● SHORT TASK:
Pick out the lines below with "Roger" and list them.
* BEGIN *
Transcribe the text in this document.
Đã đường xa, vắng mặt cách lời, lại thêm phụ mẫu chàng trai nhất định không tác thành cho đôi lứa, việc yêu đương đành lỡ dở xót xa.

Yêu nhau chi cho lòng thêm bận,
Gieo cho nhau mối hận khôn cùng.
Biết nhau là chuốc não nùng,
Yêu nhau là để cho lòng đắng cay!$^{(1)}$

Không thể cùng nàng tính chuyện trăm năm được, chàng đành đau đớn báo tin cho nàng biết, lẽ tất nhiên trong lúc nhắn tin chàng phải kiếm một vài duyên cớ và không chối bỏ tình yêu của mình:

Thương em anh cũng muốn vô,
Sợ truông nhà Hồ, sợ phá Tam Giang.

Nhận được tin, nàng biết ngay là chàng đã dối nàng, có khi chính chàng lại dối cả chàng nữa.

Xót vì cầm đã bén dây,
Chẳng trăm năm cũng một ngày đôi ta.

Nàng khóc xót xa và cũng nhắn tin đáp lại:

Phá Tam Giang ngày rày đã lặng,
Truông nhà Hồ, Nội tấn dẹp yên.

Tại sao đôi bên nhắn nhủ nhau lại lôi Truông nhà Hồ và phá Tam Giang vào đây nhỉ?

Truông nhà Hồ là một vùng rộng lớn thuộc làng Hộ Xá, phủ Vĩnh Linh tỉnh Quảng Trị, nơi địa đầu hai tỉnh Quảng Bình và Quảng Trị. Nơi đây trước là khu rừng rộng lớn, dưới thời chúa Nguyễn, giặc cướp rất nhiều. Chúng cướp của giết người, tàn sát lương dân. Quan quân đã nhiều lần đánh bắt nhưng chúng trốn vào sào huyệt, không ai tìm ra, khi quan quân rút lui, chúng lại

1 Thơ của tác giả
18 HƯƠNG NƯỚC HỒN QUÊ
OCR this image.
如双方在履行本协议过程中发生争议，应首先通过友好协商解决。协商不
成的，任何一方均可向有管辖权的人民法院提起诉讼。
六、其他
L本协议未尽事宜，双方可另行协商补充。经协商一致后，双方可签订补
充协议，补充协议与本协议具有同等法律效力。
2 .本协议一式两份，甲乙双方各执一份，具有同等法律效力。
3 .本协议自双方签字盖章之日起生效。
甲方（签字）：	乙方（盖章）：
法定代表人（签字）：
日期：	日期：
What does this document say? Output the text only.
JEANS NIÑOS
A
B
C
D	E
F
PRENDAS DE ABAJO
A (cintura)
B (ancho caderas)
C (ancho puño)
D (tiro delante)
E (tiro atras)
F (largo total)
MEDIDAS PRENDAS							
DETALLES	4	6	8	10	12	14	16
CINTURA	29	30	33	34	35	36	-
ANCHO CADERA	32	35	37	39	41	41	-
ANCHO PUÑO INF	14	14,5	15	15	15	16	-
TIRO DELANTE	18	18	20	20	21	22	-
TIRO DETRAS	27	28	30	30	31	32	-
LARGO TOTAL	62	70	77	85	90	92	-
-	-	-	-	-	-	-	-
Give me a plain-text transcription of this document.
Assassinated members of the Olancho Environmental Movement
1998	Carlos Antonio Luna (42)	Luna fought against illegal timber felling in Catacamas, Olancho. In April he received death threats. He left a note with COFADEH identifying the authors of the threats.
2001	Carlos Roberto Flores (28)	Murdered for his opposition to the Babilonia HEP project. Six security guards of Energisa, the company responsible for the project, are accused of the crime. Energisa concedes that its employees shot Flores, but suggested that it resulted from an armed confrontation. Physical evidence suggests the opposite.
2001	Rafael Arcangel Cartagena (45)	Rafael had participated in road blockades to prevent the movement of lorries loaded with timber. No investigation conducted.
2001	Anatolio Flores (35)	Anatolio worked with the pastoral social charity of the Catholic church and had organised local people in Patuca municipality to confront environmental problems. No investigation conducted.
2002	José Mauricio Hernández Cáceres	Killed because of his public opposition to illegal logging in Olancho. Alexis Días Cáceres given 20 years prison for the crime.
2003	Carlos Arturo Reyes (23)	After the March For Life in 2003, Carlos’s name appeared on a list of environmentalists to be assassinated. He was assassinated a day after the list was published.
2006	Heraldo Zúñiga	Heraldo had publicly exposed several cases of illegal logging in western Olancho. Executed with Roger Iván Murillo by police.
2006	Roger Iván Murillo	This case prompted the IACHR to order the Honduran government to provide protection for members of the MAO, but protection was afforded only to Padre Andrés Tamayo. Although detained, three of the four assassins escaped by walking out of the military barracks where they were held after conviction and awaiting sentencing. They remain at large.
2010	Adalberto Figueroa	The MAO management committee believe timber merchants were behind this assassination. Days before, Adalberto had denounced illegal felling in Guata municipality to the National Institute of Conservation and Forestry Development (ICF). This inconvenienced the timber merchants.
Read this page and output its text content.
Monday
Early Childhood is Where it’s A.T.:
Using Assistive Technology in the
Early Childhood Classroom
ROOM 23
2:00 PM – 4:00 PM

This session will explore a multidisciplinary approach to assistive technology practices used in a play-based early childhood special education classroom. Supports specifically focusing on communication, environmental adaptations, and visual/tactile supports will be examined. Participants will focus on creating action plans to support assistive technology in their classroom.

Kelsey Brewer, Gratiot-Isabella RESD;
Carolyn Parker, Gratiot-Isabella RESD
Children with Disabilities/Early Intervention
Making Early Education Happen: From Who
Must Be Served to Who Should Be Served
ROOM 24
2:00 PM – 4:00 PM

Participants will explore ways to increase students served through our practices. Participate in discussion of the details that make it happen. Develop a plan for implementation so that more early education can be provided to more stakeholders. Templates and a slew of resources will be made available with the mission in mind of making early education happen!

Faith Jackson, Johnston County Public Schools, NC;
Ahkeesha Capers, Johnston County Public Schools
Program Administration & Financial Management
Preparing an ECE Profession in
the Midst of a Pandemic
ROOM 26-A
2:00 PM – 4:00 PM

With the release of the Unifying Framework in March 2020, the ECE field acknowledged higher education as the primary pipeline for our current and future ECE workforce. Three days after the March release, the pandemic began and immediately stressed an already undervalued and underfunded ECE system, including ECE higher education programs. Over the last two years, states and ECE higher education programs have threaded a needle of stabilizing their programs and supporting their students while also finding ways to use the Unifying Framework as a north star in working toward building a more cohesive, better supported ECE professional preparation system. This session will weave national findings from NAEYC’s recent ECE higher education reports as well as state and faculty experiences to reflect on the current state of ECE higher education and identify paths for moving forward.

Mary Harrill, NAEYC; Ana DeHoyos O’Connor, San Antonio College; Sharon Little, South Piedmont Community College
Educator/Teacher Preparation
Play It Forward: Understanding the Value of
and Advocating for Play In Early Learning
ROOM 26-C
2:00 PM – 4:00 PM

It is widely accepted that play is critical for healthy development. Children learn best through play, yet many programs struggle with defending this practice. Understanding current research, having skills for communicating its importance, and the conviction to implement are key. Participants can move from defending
* END *
● FULL OUTPUT:
2006	Heraldo Zúñiga	Heraldo had publicly exposed several cases of illegal logging in western Olancho. Executed with Roger Iván Murillo by police.
2006	Roger Iván Murillo	This case prompted the IACHR to order the Honduran government to provide protection for members of the MAO, but protection was afforded only to Padre Andrés Tamayo. Although detained, three of the four assassins escaped by walking out of the military barracks where they were held after conviction and awaiting sentencing. They remain at large.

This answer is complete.